Dataset entries on figures

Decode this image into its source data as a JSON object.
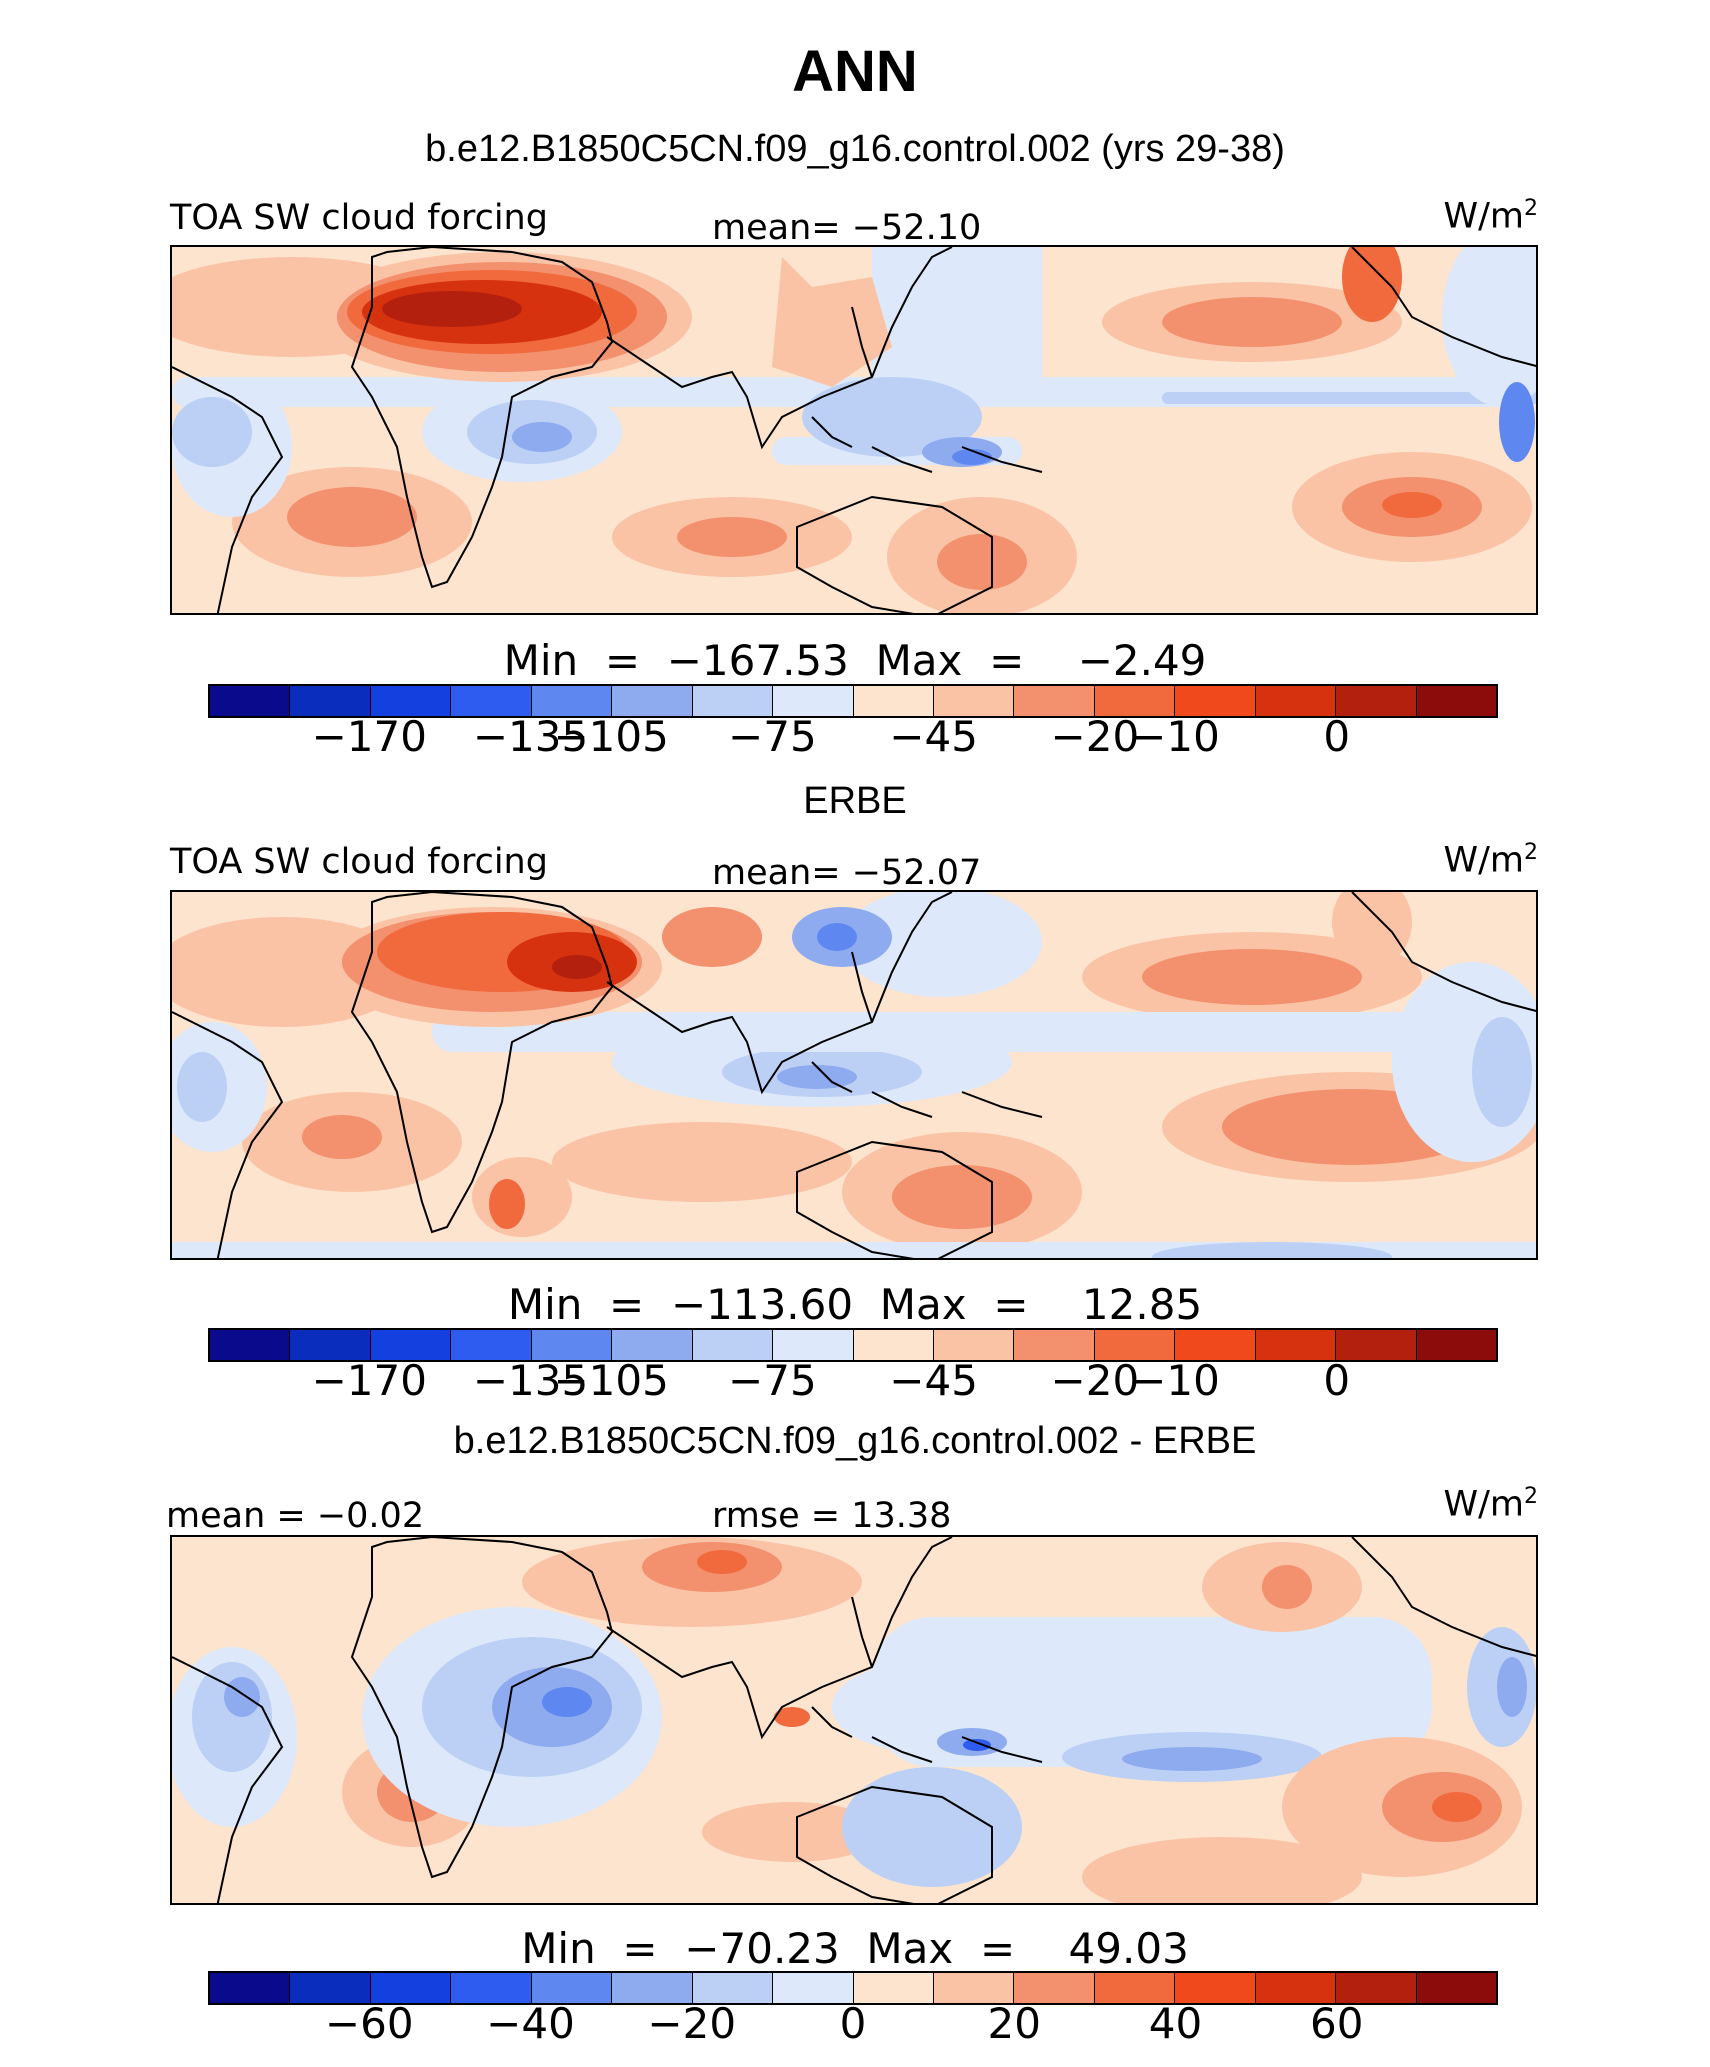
{
  "title": "ANN",
  "panels": [
    {
      "heading": "b.e12.B1850C5CN.f09_g16.control.002 (yrs 29-38)",
      "left_label": "TOA SW cloud forcing",
      "center_label": "mean= −52.10",
      "units_base": "W/m",
      "units_exp": "2",
      "minmax": "Min  =  −167.53  Max  =    −2.49",
      "colorbar_ticks": [
        "−170",
        "−135",
        "−105",
        "−75",
        "−45",
        "−20",
        "−10",
        "0"
      ]
    },
    {
      "heading": "ERBE",
      "left_label": "TOA SW cloud forcing",
      "center_label": "mean= −52.07",
      "units_base": "W/m",
      "units_exp": "2",
      "minmax": "Min  =  −113.60  Max  =    12.85",
      "colorbar_ticks": [
        "−170",
        "−135",
        "−105",
        "−75",
        "−45",
        "−20",
        "−10",
        "0"
      ]
    },
    {
      "heading": "b.e12.B1850C5CN.f09_g16.control.002 - ERBE",
      "left_label": "mean  =   −0.02",
      "center_label": "rmse  =   13.38",
      "units_base": "W/m",
      "units_exp": "2",
      "minmax": "Min  =  −70.23  Max  =    49.03",
      "colorbar_ticks": [
        "−60",
        "−40",
        "−20",
        "0",
        "20",
        "40",
        "60"
      ]
    }
  ],
  "colorbar_colors": [
    "#0a0a8c",
    "#0b2dbd",
    "#1440e0",
    "#2f5cf0",
    "#5f87f0",
    "#8eabf0",
    "#bcd0f5",
    "#dde9fa",
    "#fde4cf",
    "#fac3a6",
    "#f3906d",
    "#f06a3e",
    "#f04a1c",
    "#d63210",
    "#b4200e",
    "#8c0c0c"
  ],
  "field_colors": {
    "ocean_base": "#fde4cf",
    "light_red": "#fac3a6",
    "mid_red": "#f3906d",
    "strong_red": "#f06a3e",
    "dark_red": "#d63210",
    "deepest_red": "#b4200e",
    "very_light_blue": "#dde9fa",
    "light_blue": "#bcd0f5",
    "mid_blue": "#8eabf0",
    "strong_blue": "#5f87f0",
    "dark_blue": "#2f5cf0",
    "coast": "#000000"
  }
}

**AIM**
Make an exact reproduction of the listing above, without any pictures.

**RESULT**
Decode this image into its source data as a JSON object.
{
  "title": "ANN",
  "panels": [
    {
      "heading": "b.e12.B1850C5CN.f09_g16.control.002 (yrs 29-38)",
      "left_label": "TOA SW cloud forcing",
      "center_label": "mean= −52.10",
      "units_base": "W/m",
      "units_exp": "2",
      "minmax": "Min  =  −167.53  Max  =    −2.49",
      "colorbar_ticks": [
        "−170",
        "−135",
        "−105",
        "−75",
        "−45",
        "−20",
        "−10",
        "0"
      ]
    },
    {
      "heading": "ERBE",
      "left_label": "TOA SW cloud forcing",
      "center_label": "mean= −52.07",
      "units_base": "W/m",
      "units_exp": "2",
      "minmax": "Min  =  −113.60  Max  =    12.85",
      "colorbar_ticks": [
        "−170",
        "−135",
        "−105",
        "−75",
        "−45",
        "−20",
        "−10",
        "0"
      ]
    },
    {
      "heading": "b.e12.B1850C5CN.f09_g16.control.002 - ERBE",
      "left_label": "mean  =   −0.02",
      "center_label": "rmse  =   13.38",
      "units_base": "W/m",
      "units_exp": "2",
      "minmax": "Min  =  −70.23  Max  =    49.03",
      "colorbar_ticks": [
        "−60",
        "−40",
        "−20",
        "0",
        "20",
        "40",
        "60"
      ]
    }
  ],
  "colorbar_colors": [
    "#0a0a8c",
    "#0b2dbd",
    "#1440e0",
    "#2f5cf0",
    "#5f87f0",
    "#8eabf0",
    "#bcd0f5",
    "#dde9fa",
    "#fde4cf",
    "#fac3a6",
    "#f3906d",
    "#f06a3e",
    "#f04a1c",
    "#d63210",
    "#b4200e",
    "#8c0c0c"
  ],
  "field_colors": {
    "ocean_base": "#fde4cf",
    "light_red": "#fac3a6",
    "mid_red": "#f3906d",
    "strong_red": "#f06a3e",
    "dark_red": "#d63210",
    "deepest_red": "#b4200e",
    "very_light_blue": "#dde9fa",
    "light_blue": "#bcd0f5",
    "mid_blue": "#8eabf0",
    "strong_blue": "#5f87f0",
    "dark_blue": "#2f5cf0",
    "coast": "#000000"
  }
}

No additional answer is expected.